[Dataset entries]
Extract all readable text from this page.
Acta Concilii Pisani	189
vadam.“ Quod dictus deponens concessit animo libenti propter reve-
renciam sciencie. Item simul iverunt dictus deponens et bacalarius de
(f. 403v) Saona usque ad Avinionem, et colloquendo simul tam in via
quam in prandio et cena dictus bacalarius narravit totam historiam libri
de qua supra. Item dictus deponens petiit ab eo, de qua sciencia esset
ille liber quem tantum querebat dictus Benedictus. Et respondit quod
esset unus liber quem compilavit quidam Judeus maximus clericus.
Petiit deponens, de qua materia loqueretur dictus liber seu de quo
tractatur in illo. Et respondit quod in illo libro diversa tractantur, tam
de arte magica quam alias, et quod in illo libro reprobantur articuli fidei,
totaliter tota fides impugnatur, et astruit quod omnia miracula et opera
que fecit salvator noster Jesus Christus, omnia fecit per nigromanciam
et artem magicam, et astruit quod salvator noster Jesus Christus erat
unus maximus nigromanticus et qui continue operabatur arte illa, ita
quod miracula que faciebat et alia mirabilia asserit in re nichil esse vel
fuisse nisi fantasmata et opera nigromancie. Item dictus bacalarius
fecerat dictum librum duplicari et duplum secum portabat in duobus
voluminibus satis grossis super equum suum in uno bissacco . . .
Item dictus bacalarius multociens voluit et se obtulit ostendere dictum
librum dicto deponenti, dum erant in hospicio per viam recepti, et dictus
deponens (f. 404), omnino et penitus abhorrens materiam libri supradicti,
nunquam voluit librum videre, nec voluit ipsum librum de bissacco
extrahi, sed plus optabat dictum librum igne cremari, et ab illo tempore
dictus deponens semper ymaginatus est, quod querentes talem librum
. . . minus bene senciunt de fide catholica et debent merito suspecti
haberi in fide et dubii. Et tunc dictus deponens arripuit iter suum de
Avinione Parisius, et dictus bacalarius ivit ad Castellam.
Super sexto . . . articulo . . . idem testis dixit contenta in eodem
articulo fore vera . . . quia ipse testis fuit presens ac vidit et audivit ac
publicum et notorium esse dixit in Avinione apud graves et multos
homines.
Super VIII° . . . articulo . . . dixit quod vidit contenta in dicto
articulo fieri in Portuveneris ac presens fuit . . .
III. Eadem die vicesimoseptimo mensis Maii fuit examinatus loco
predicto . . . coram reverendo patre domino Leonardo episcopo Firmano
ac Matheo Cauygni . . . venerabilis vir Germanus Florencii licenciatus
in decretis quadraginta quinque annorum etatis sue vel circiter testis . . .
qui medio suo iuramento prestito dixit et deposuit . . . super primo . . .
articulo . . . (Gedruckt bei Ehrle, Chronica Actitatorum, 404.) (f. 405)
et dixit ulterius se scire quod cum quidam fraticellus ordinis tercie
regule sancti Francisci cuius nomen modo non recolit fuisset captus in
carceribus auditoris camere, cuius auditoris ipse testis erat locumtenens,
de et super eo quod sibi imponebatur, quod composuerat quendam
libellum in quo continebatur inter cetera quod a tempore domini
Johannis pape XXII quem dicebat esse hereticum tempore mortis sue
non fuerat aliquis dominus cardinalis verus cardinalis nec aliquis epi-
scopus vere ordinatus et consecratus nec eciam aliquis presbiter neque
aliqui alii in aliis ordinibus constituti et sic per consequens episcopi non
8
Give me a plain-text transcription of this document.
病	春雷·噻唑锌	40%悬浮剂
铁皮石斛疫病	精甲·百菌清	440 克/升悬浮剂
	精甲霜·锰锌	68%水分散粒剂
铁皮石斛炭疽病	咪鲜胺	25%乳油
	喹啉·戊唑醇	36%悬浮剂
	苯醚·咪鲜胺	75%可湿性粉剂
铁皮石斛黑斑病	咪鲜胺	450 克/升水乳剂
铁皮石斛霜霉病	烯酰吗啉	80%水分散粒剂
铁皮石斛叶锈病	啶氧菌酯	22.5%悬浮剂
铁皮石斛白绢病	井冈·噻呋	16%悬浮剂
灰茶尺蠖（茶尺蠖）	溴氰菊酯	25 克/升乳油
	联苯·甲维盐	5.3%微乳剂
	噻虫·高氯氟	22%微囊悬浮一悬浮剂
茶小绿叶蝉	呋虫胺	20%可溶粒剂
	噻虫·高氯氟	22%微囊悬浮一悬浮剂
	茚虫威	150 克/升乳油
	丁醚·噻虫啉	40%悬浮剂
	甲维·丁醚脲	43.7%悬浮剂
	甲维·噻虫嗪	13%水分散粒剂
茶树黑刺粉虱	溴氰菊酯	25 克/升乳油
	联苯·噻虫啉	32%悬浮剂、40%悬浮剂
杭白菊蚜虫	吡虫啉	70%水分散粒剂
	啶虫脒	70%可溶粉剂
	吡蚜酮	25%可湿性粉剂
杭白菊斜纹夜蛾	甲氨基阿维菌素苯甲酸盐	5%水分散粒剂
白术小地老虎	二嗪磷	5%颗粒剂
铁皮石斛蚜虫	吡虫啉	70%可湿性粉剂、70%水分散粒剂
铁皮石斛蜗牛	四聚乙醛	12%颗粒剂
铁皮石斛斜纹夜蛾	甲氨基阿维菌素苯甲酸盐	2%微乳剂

● Instruction
Without leaving anything out, give the entries again exactly.

● Solution
Extract all readable text from this page.
Acta Concilii Pisani	189
vadam.“ Quod dictus deponens concessit animo libenti propter reve-
renciam sciencie. Item simul iverunt dictus deponens et bacalarius de
(f. 403v) Saona usque ad Avinionem, et colloquendo simul tam in via
quam in prandio et cena dictus bacalarius narravit totam historiam libri
de qua supra. Item dictus deponens petiit ab eo, de qua sciencia esset
ille liber quem tantum querebat dictus Benedictus. Et respondit quod
esset unus liber quem compilavit quidam Judeus maximus clericus.
Petiit deponens, de qua materia loqueretur dictus liber seu de quo
tractatur in illo. Et respondit quod in illo libro diversa tractantur, tam
de arte magica quam alias, et quod in illo libro reprobantur articuli fidei,
totaliter tota fides impugnatur, et astruit quod omnia miracula et opera
que fecit salvator noster Jesus Christus, omnia fecit per nigromanciam
et artem magicam, et astruit quod salvator noster Jesus Christus erat
unus maximus nigromanticus et qui continue operabatur arte illa, ita
quod miracula que faciebat et alia mirabilia asserit in re nichil esse vel
fuisse nisi fantasmata et opera nigromancie. Item dictus bacalarius
fecerat dictum librum duplicari et duplum secum portabat in duobus
voluminibus satis grossis super equum suum in uno bissacco . . .
Item dictus bacalarius multociens voluit et se obtulit ostendere dictum
librum dicto deponenti, dum erant in hospicio per viam recepti, et dictus
deponens (f. 404), omnino et penitus abhorrens materiam libri supradicti,
nunquam voluit librum videre, nec voluit ipsum librum de bissacco
extrahi, sed plus optabat dictum librum igne cremari, et ab illo tempore
dictus deponens semper ymaginatus est, quod querentes talem librum
. . . minus bene senciunt de fide catholica et debent merito suspecti
haberi in fide et dubii. Et tunc dictus deponens arripuit iter suum de
Avinione Parisius, et dictus bacalarius ivit ad Castellam.
Super sexto . . . articulo . . . idem testis dixit contenta in eodem
articulo fore vera . . . quia ipse testis fuit presens ac vidit et audivit ac
publicum et notorium esse dixit in Avinione apud graves et multos
homines.
Super VIII° . . . articulo . . . dixit quod vidit contenta in dicto
articulo fieri in Portuveneris ac presens fuit . . .
III. Eadem die vicesimoseptimo mensis Maii fuit examinatus loco
predicto . . . coram reverendo patre domino Leonardo episcopo Firmano
ac Matheo Cauygni . . . venerabilis vir Germanus Florencii licenciatus
in decretis quadraginta quinque annorum etatis sue vel circiter testis . . .
qui medio suo iuramento prestito dixit et deposuit . . . super primo . . .
articulo . . . (Gedruckt bei Ehrle, Chronica Actitatorum, 404.) (f. 405)
et dixit ulterius se scire quod cum quidam fraticellus ordinis tercie
regule sancti Francisci cuius nomen modo non recolit fuisset captus in
carceribus auditoris camere, cuius auditoris ipse testis erat locumtenens,
de et super eo quod sibi imponebatur, quod composuerat quendam
libellum in quo continebatur inter cetera quod a tempore domini
Johannis pape XXII quem dicebat esse hereticum tempore mortis sue
non fuerat aliquis dominus cardinalis verus cardinalis nec aliquis epi-
scopus vere ordinatus et consecratus nec eciam aliquis presbiter neque
aliqui alii in aliis ordinibus constituti et sic per consequens episcopi non
8
Give me a plain-text transcription of this document.
病	春雷·噻唑锌	40%悬浮剂
铁皮石斛疫病	精甲·百菌清	440 克/升悬浮剂
	精甲霜·锰锌	68%水分散粒剂
铁皮石斛炭疽病	咪鲜胺	25%乳油
	喹啉·戊唑醇	36%悬浮剂
	苯醚·咪鲜胺	75%可湿性粉剂
铁皮石斛黑斑病	咪鲜胺	450 克/升水乳剂
铁皮石斛霜霉病	烯酰吗啉	80%水分散粒剂
铁皮石斛叶锈病	啶氧菌酯	22.5%悬浮剂
铁皮石斛白绢病	井冈·噻呋	16%悬浮剂
灰茶尺蠖（茶尺蠖）	溴氰菊酯	25 克/升乳油
	联苯·甲维盐	5.3%微乳剂
	噻虫·高氯氟	22%微囊悬浮一悬浮剂
茶小绿叶蝉	呋虫胺	20%可溶粒剂
	噻虫·高氯氟	22%微囊悬浮一悬浮剂
	茚虫威	150 克/升乳油
	丁醚·噻虫啉	40%悬浮剂
	甲维·丁醚脲	43.7%悬浮剂
	甲维·噻虫嗪	13%水分散粒剂
茶树黑刺粉虱	溴氰菊酯	25 克/升乳油
	联苯·噻虫啉	32%悬浮剂、40%悬浮剂
杭白菊蚜虫	吡虫啉	70%水分散粒剂
	啶虫脒	70%可溶粉剂
	吡蚜酮	25%可湿性粉剂
杭白菊斜纹夜蛾	甲氨基阿维菌素苯甲酸盐	5%水分散粒剂
白术小地老虎	二嗪磷	5%颗粒剂
铁皮石斛蚜虫	吡虫啉	70%可湿性粉剂、70%水分散粒剂
铁皮石斛蜗牛	四聚乙醛	12%颗粒剂
铁皮石斛斜纹夜蛾	甲氨基阿维菌素苯甲酸盐	2%微乳剂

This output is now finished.